━━ Provided records

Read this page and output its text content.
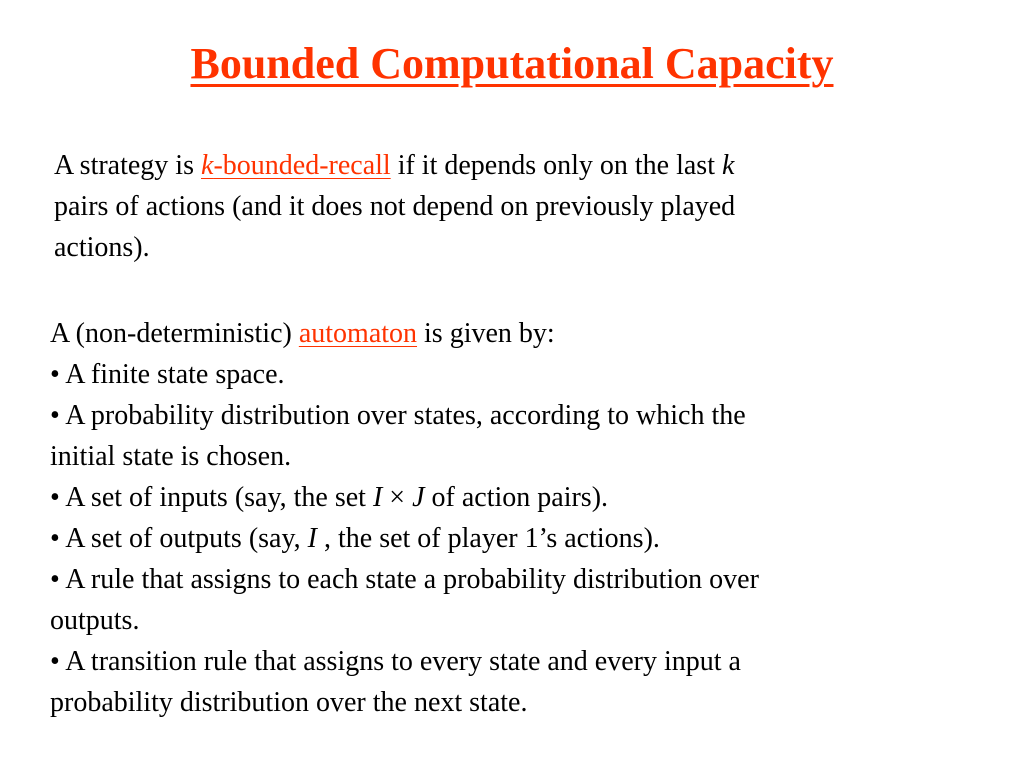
Bounded Computational Capacity
A strategy is k-bounded-recall if it depends only on the last k
pairs of actions (and it does not depend on previously played
actions).
A (non-deterministic) automaton is given by:
• A finite state space.
• A probability distribution over states, according to which the
initial state is chosen.
• A set of inputs (say, the set I × J of action pairs).
• A set of outputs (say, I , the set of player 1’s actions).
• A rule that assigns to each state a probability distribution over
outputs.
• A transition rule that assigns to every state and every input a
probability distribution over the next state.
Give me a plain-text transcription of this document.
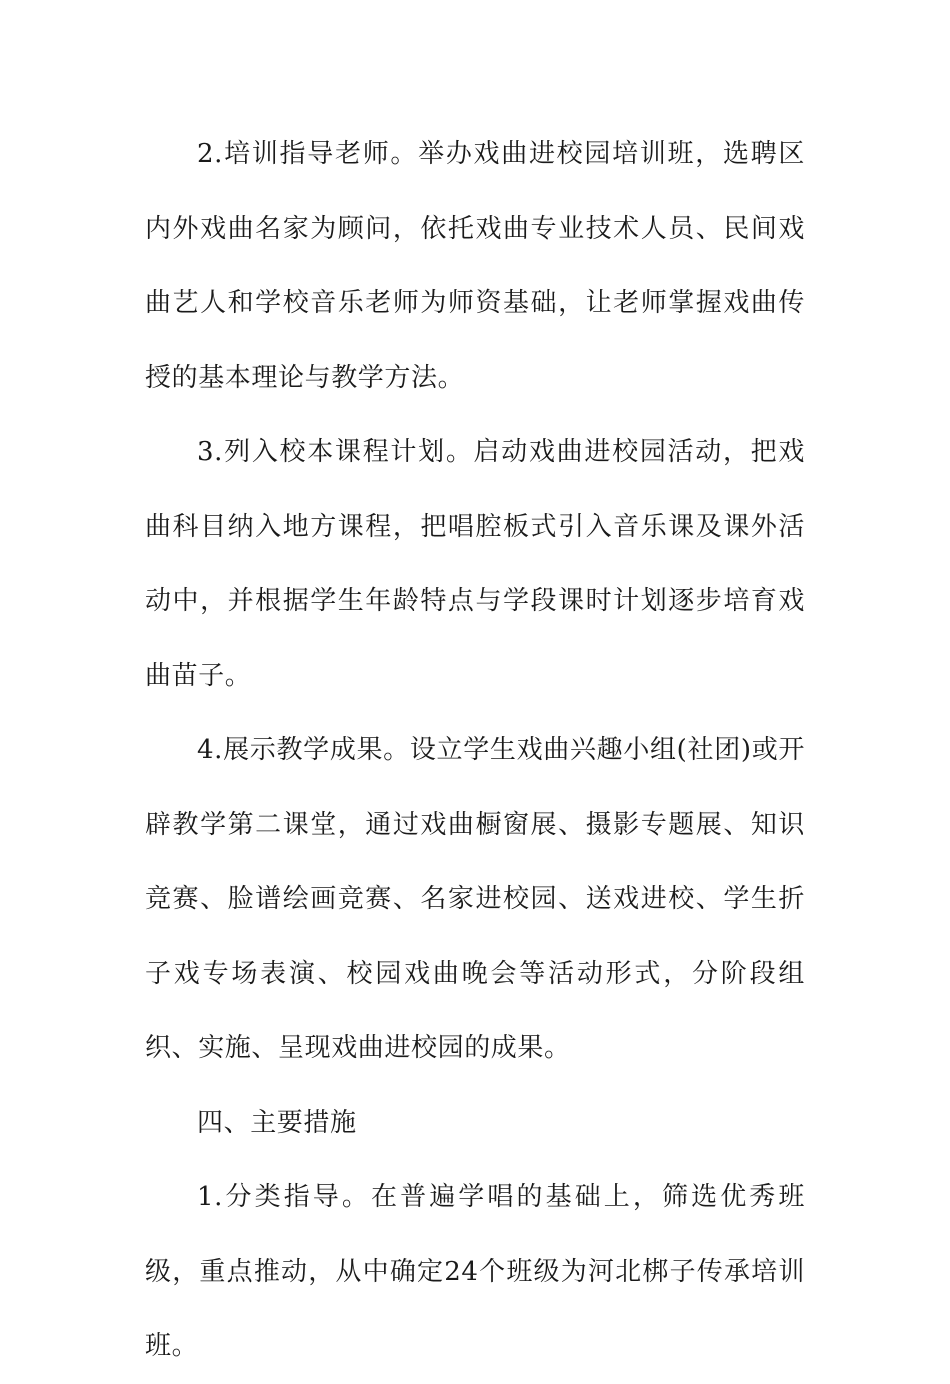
2.培训指导老师。举办戏曲进校园培训班，选聘区内外戏曲名家为顾问，依托戏曲专业技术人员、民间戏曲艺人和学校音乐老师为师资基础，让老师掌握戏曲传授的基本理论与教学方法。

3.列入校本课程计划。启动戏曲进校园活动，把戏曲科目纳入地方课程，把唱腔板式引入音乐课及课外活动中，并根据学生年龄特点与学段课时计划逐步培育戏曲苗子。

4.展示教学成果。设立学生戏曲兴趣小组(社团)或开辟教学第二课堂，通过戏曲橱窗展、摄影专题展、知识竞赛、脸谱绘画竞赛、名家进校园、送戏进校、学生折子戏专场表演、校园戏曲晚会等活动形式，分阶段组织、实施、呈现戏曲进校园的成果。

四、主要措施

1.分类指导。在普遍学唱的基础上，筛选优秀班级，重点推动，从中确定24个班级为河北梆子传承培训班。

━━━━

**Requirements**:
Using the data above, say how many lines include "over". No other reply is needed.

**Exercise solution**:
3